Keep only the lines of the listing that include the word "this", and copy them.

====== Supplied entries

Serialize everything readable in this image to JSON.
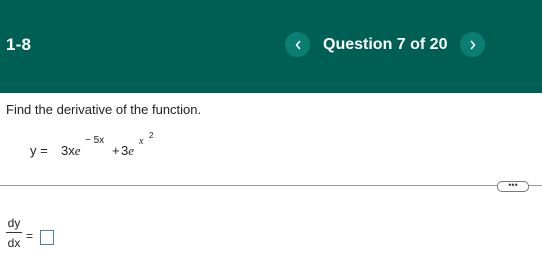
{
  "header": {
    "section": "1-8",
    "question_counter": "Question 7 of 20",
    "prev_icon": "chevron-left-icon",
    "next_icon": "chevron-right-icon",
    "background_color": "#005f55",
    "button_color": "#0b7e73"
  },
  "question": {
    "prompt": "Find the derivative of the function.",
    "equation": {
      "lhs": "y = ",
      "term1_coeff": "3x",
      "term1_base": "e",
      "term1_exponent": "− 5x",
      "plus": "+",
      "term2_coeff": "3",
      "term2_base": "e",
      "term2_exponent_base": "x",
      "term2_exponent_power": "2"
    }
  },
  "more_button": {
    "label": "•••"
  },
  "answer": {
    "numerator": "dy",
    "denominator": "dx",
    "equals": "=",
    "value": ""
  }
}
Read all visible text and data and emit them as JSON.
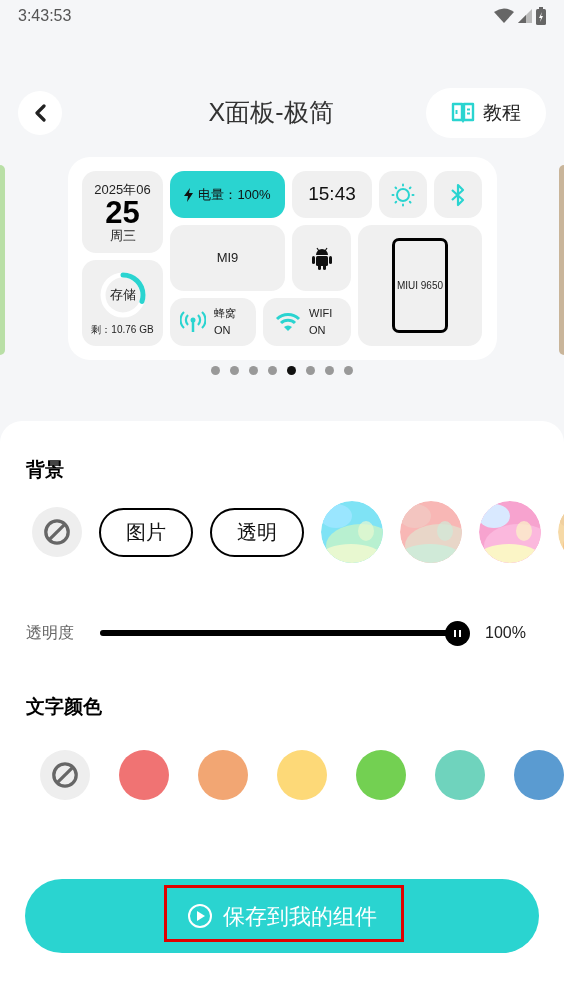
{
  "status_bar": {
    "time": "3:43:53"
  },
  "header": {
    "title": "X面板-极简",
    "tutorial_button": "教程"
  },
  "preview": {
    "date": {
      "year_month": "2025年06",
      "day": "25",
      "weekday": "周三"
    },
    "battery": {
      "label": "电量：100%"
    },
    "clock": "15:43",
    "storage": {
      "label": "存储",
      "remaining": "剩：10.76 GB"
    },
    "device": "MI9",
    "cellular": {
      "label": "蜂窝",
      "state": "ON"
    },
    "wifi": {
      "label": "WIFI",
      "state": "ON"
    },
    "phone": "MIUI 9650"
  },
  "pager": [
    {
      "selected": false
    },
    {
      "selected": false
    },
    {
      "selected": false
    },
    {
      "selected": false
    },
    {
      "selected": true
    },
    {
      "selected": false
    },
    {
      "selected": false
    },
    {
      "selected": false
    }
  ],
  "background": {
    "title": "背景",
    "options": [
      {
        "kind": "none"
      },
      {
        "kind": "text",
        "label": "图片"
      },
      {
        "kind": "text",
        "label": "透明"
      },
      {
        "kind": "picture"
      },
      {
        "kind": "picture"
      },
      {
        "kind": "picture"
      },
      {
        "kind": "picture"
      }
    ]
  },
  "opacity": {
    "label": "透明度",
    "level": 1.0,
    "reading": "100%"
  },
  "text_color": {
    "title": "文字颜色",
    "swatches": [
      {
        "kind": "none"
      },
      {
        "kind": "color",
        "color": "#f07373"
      },
      {
        "kind": "color",
        "color": "#f2a673"
      },
      {
        "kind": "color",
        "color": "#fdd978"
      },
      {
        "kind": "color",
        "color": "#73d052"
      },
      {
        "kind": "color",
        "color": "#6fd3bd"
      },
      {
        "kind": "color",
        "color": "#5a9bd1"
      }
    ]
  },
  "save_button": {
    "label": "保存到我的组件",
    "highlighted": true
  }
}
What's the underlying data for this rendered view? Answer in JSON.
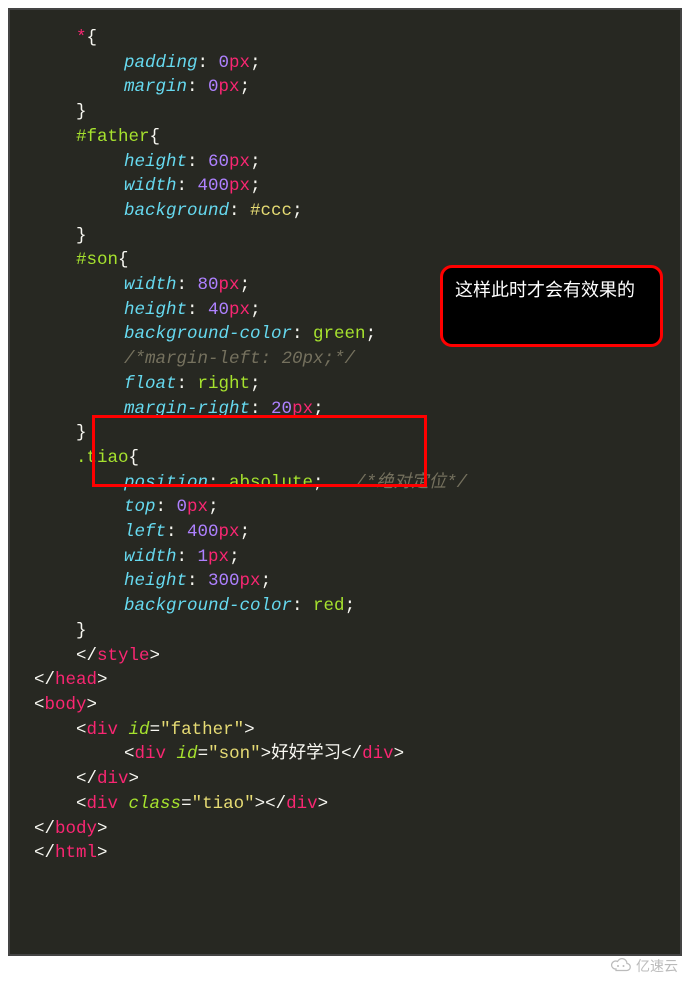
{
  "note": "这样此时才会有效果的",
  "watermark": "亿速云",
  "code": {
    "star": "*",
    "brace_open": "{",
    "brace_close": "}",
    "colon": ": ",
    "semi": ";",
    "father_sel": "#father",
    "son_sel": "#son",
    "tiao_sel": ".tiao",
    "padding": "padding",
    "margin": "margin",
    "height": "height",
    "width": "width",
    "background": "background",
    "background_color": "background-color",
    "float": "float",
    "margin_right": "margin-right",
    "position": "position",
    "top": "top",
    "left": "left",
    "v0": "0",
    "v60": "60",
    "v400": "400",
    "v80": "80",
    "v40": "40",
    "v20": "20",
    "v1": "1",
    "v300": "300",
    "px": "px",
    "ccc": "#ccc",
    "green": "green",
    "right": "right",
    "absolute": "absolute",
    "red": "red",
    "comment_margin": "/*margin-left: 20px;*/",
    "comment_abs": "/*绝对定位*/",
    "lt": "<",
    "gt": ">",
    "slash": "/",
    "eq": "=",
    "style_tag": "style",
    "head_tag": "head",
    "body_tag": "body",
    "div_tag": "div",
    "html_tag": "html",
    "id_attr": "id",
    "class_attr": "class",
    "father_str": "\"father\"",
    "son_str": "\"son\"",
    "tiao_str": "\"tiao\"",
    "son_text": "好好学习"
  }
}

============

• Solution below:
Serialize everything readable in this image to JSON.
What's the underlying data for this rendered view? Answer in JSON.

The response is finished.